**Aim**
Identify the lines that contain the string "认定驰名", then copy each of them.

**Data for the task**
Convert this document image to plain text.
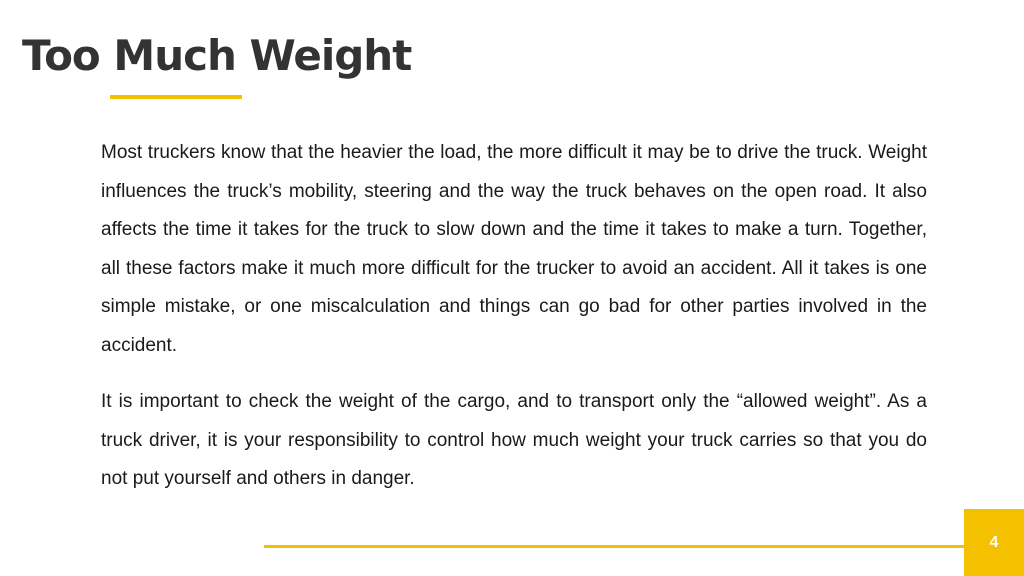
Too Much Weight

Most truckers know that the heavier the load, the more difficult it may be to drive the truck. Weight influences the truck’s mobility, steering and the way the truck behaves on the open road. It also affects the time it takes for the truck to slow down and the time it takes to make a turn. Together, all these factors make it much more difficult for the trucker to avoid an accident. All it takes is one simple mistake, or one miscalculation and things can go bad for other parties involved in the accident.

It is important to check the weight of the cargo, and to transport only the “allowed weight”. As a truck driver, it is your responsibility to control how much weight your truck carries so that you do not put yourself and others in danger.

4
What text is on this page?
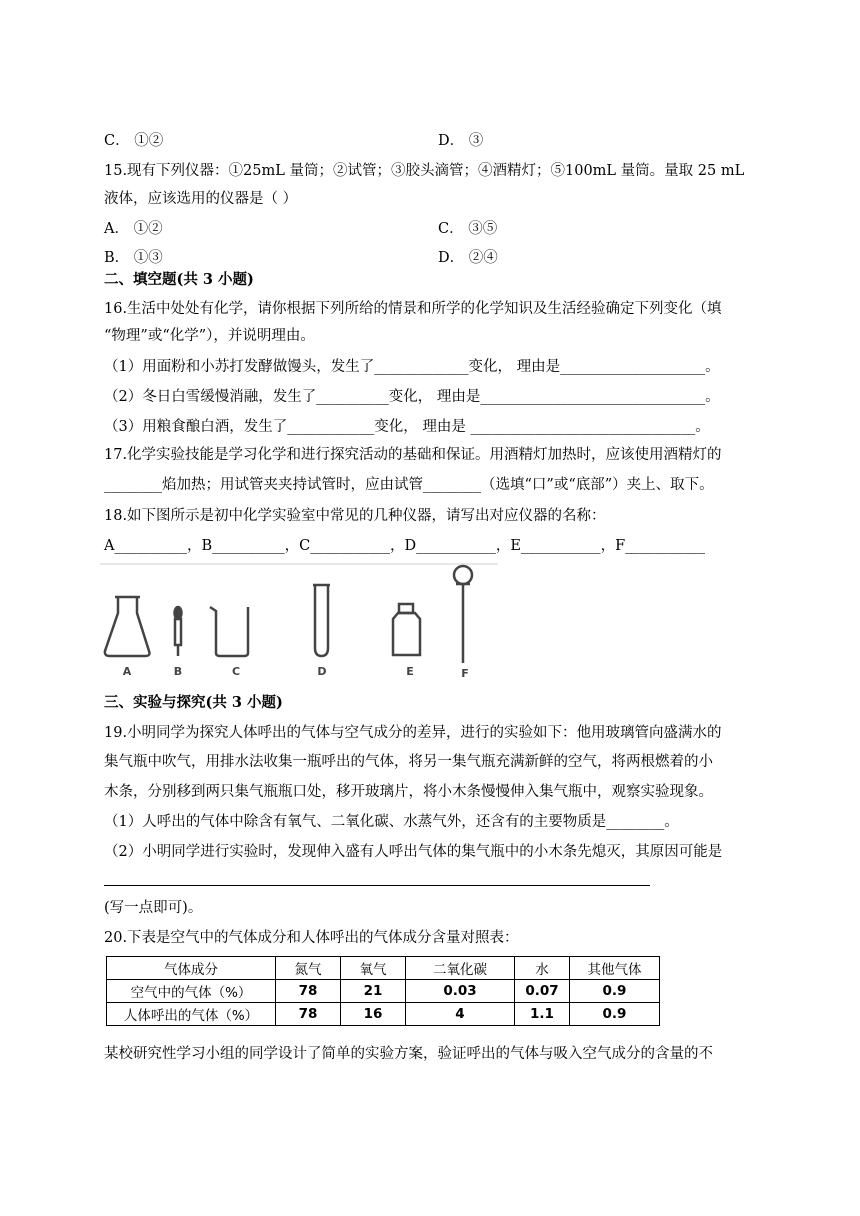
C． ①②	D． ③
15.现有下列仪器：①25mL 量筒；②试管；③胶头滴管；④酒精灯；⑤100mL 量筒。量取 25 mL
液体，应该选用的仪器是（ ）
A． ①②	C． ③⑤
B． ①③	D． ②④
二、填空题(共 3 小题)
16.生活中处处有化学，请你根据下列所给的情景和所学的化学知识及生活经验确定下列变化（填
“物理”或“化学”），并说明理由。
（1）用面粉和小苏打发酵做馒头，发生了_____________变化， 理由是____________________。
（2）冬日白雪缓慢消融，发生了__________变化， 理由是_______________________________。
（3）用粮食酿白酒，发生了____________变化， 理由是 _______________________________。
17.化学实验技能是学习化学和进行探究活动的基础和保证。用酒精灯加热时，应该使用酒精灯的
________焰加热；用试管夹夹持试管时，应由试管________（选填“口”或“底部”）夹上、取下。
18.如下图所示是初中化学实验室中常见的几种仪器，请写出对应仪器的名称：
A__________，B__________，C___________，D___________，E___________，F___________
A	B	C	D	E	F
三、实验与探究(共 3 小题)
19.小明同学为探究人体呼出的气体与空气成分的差异，进行的实验如下：他用玻璃管向盛满水的
集气瓶中吹气，用排水法收集一瓶呼出的气体，将另一集气瓶充满新鲜的空气，将两根燃着的小
木条，分别移到两只集气瓶瓶口处，移开玻璃片，将小木条慢慢伸入集气瓶中，观察实验现象。
（1）人呼出的气体中除含有氧气、二氧化碳、水蒸气外，还含有的主要物质是________。
（2）小明同学进行实验时，发现伸入盛有人呼出气体的集气瓶中的小木条先熄灭，其原因可能是
(写一点即可)。
20.下表是空气中的气体成分和人体呼出的气体成分含量对照表：
气体成分	氮气	氧气	二氧化碳	水	其他气体
空气中的气体（%）	78	21	0.03	0.07	0.9
人体呼出的气体（%）	78	16	4	1.1	0.9
某校研究性学习小组的同学设计了简单的实验方案，验证呼出的气体与吸入空气成分的含量的不
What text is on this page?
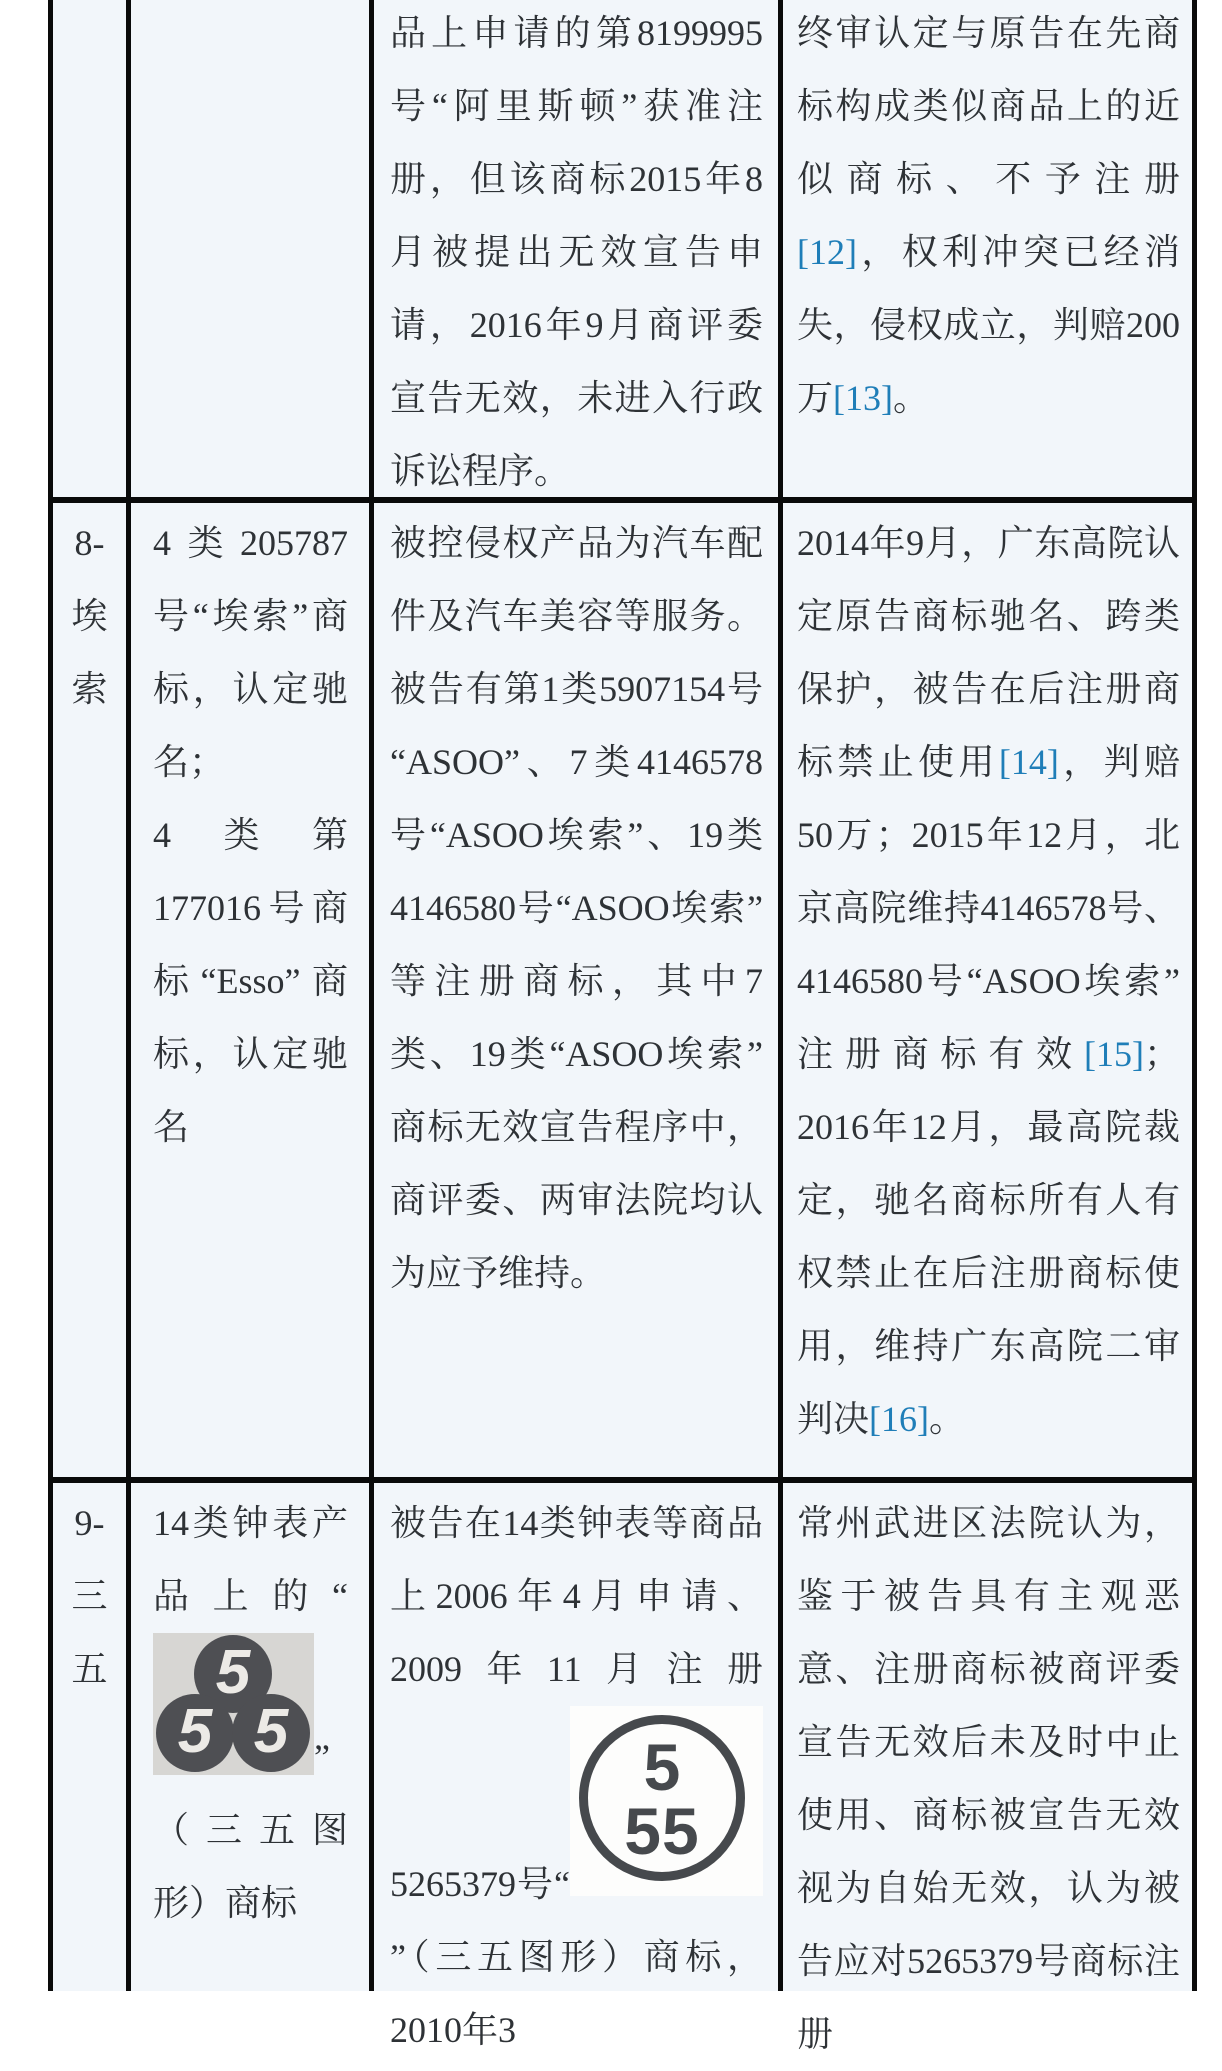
品上申请的第8199995号“阿里斯顿”获准注册，但该商标2015年8月被提出无效宣告申请，2016年9月商评委宣告无效，未进入行政诉讼程序。

终审认定与原告在先商标构成类似商品上的近似商标、不予注册[12]，权利冲突已经消失，侵权成立，判赔200万[13]。

8-
埃
索

4类205787号“埃索”商标，认定驰名；
4类第177016号商标“Esso”商标，认定驰名

被控侵权产品为汽车配件及汽车美容等服务。被告有第1类5907154号“ASOO”、7类4146578号“ASOO埃索”、19类4146580号“ASOO埃索”等注册商标，其中7类、19类“ASOO埃索”商标无效宣告程序中，商评委、两审法院均认为应予维持。

2014年9月，广东高院认定原告商标驰名、跨类保护，被告在后注册商标禁止使用[14]，判赔50万；2015年12月，北京高院维持4146578号、4146580号“ASOO埃索”注册商标有效[15]；2016年12月，最高院裁定，驰名商标所有人有权禁止在后注册商标使用，维持广东高院二审判决[16]。

9-
三
五

14类钟表产品上的“
5
5 5 ”（三五图形）商标

被告在14类钟表等商品上2006年4月申请、2009年11月注册5265379号“
5
55
”（三五图形）商标，2010年3

常州武进区法院认为，鉴于被告具有主观恶意、注册商标被商评委宣告无效后未及时中止使用、商标被宣告无效视为自始无效，认为被告应对5265379号商标注册
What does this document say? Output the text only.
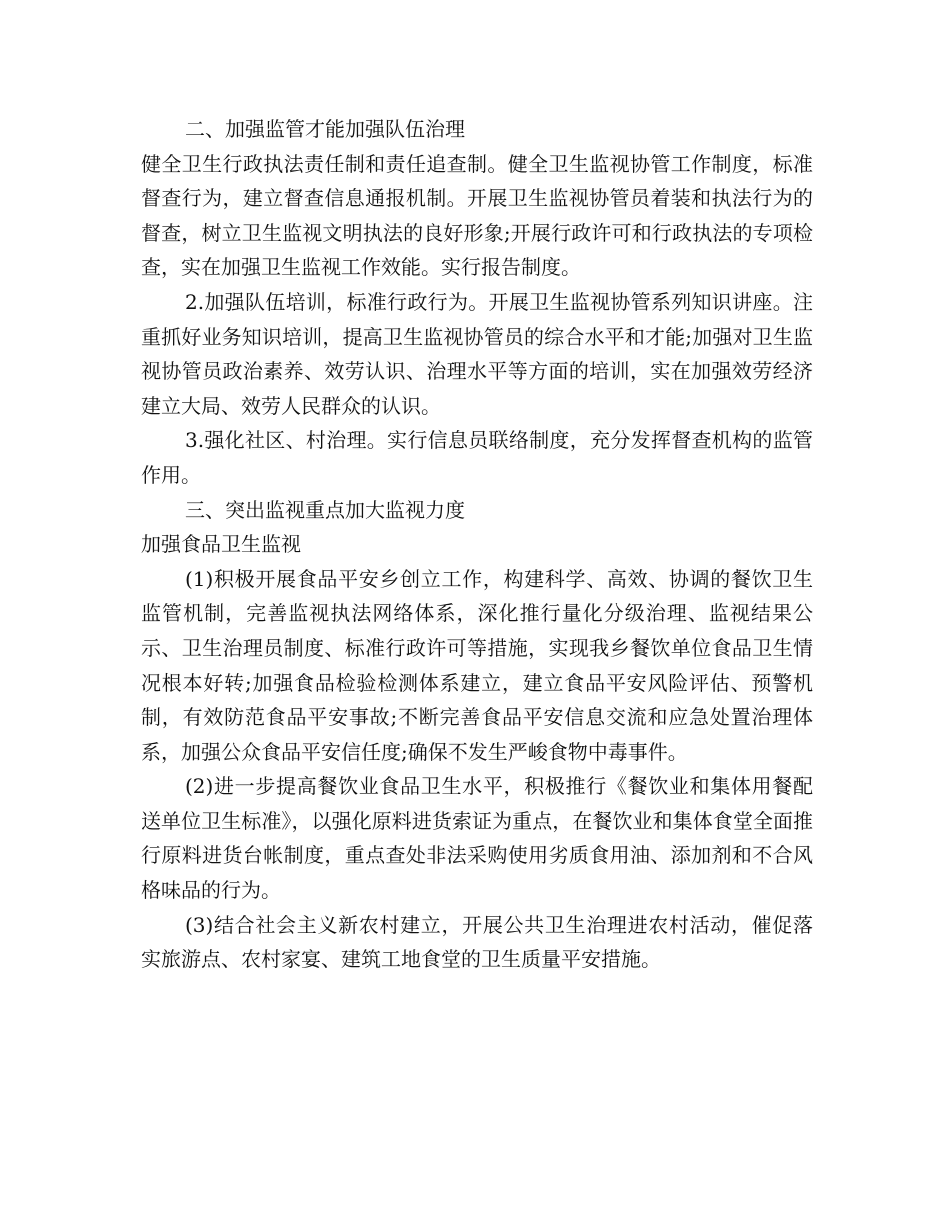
二、加强监管才能加强队伍治理

健全卫生行政执法责任制和责任追查制。健全卫生监视协管工作制度，标准督查行为，建立督查信息通报机制。开展卫生监视协管员着装和执法行为的督查，树立卫生监视文明执法的良好形象;开展行政许可和行政执法的专项检查，实在加强卫生监视工作效能。实行报告制度。

2.加强队伍培训，标准行政行为。开展卫生监视协管系列知识讲座。注重抓好业务知识培训，提高卫生监视协管员的综合水平和才能;加强对卫生监视协管员政治素养、效劳认识、治理水平等方面的培训，实在加强效劳经济建立大局、效劳人民群众的认识。

3.强化社区、村治理。实行信息员联络制度，充分发挥督查机构的监管作用。

三、突出监视重点加大监视力度

加强食品卫生监视

(1)积极开展食品平安乡创立工作，构建科学、高效、协调的餐饮卫生监管机制，完善监视执法网络体系，深化推行量化分级治理、监视结果公示、卫生治理员制度、标准行政许可等措施，实现我乡餐饮单位食品卫生情况根本好转;加强食品检验检测体系建立，建立食品平安风险评估、预警机制，有效防范食品平安事故;不断完善食品平安信息交流和应急处置治理体系，加强公众食品平安信任度;确保不发生严峻食物中毒事件。

(2)进一步提高餐饮业食品卫生水平，积极推行《餐饮业和集体用餐配送单位卫生标准》，以强化原料进货索证为重点，在餐饮业和集体食堂全面推行原料进货台帐制度，重点查处非法采购使用劣质食用油、添加剂和不合风格味品的行为。

(3)结合社会主义新农村建立，开展公共卫生治理进农村活动，催促落实旅游点、农村家宴、建筑工地食堂的卫生质量平安措施。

**Exercise answer**
4类205787号“埃索”商标，认定驰名；
4类第177016号商标“Esso”商标，认定驰名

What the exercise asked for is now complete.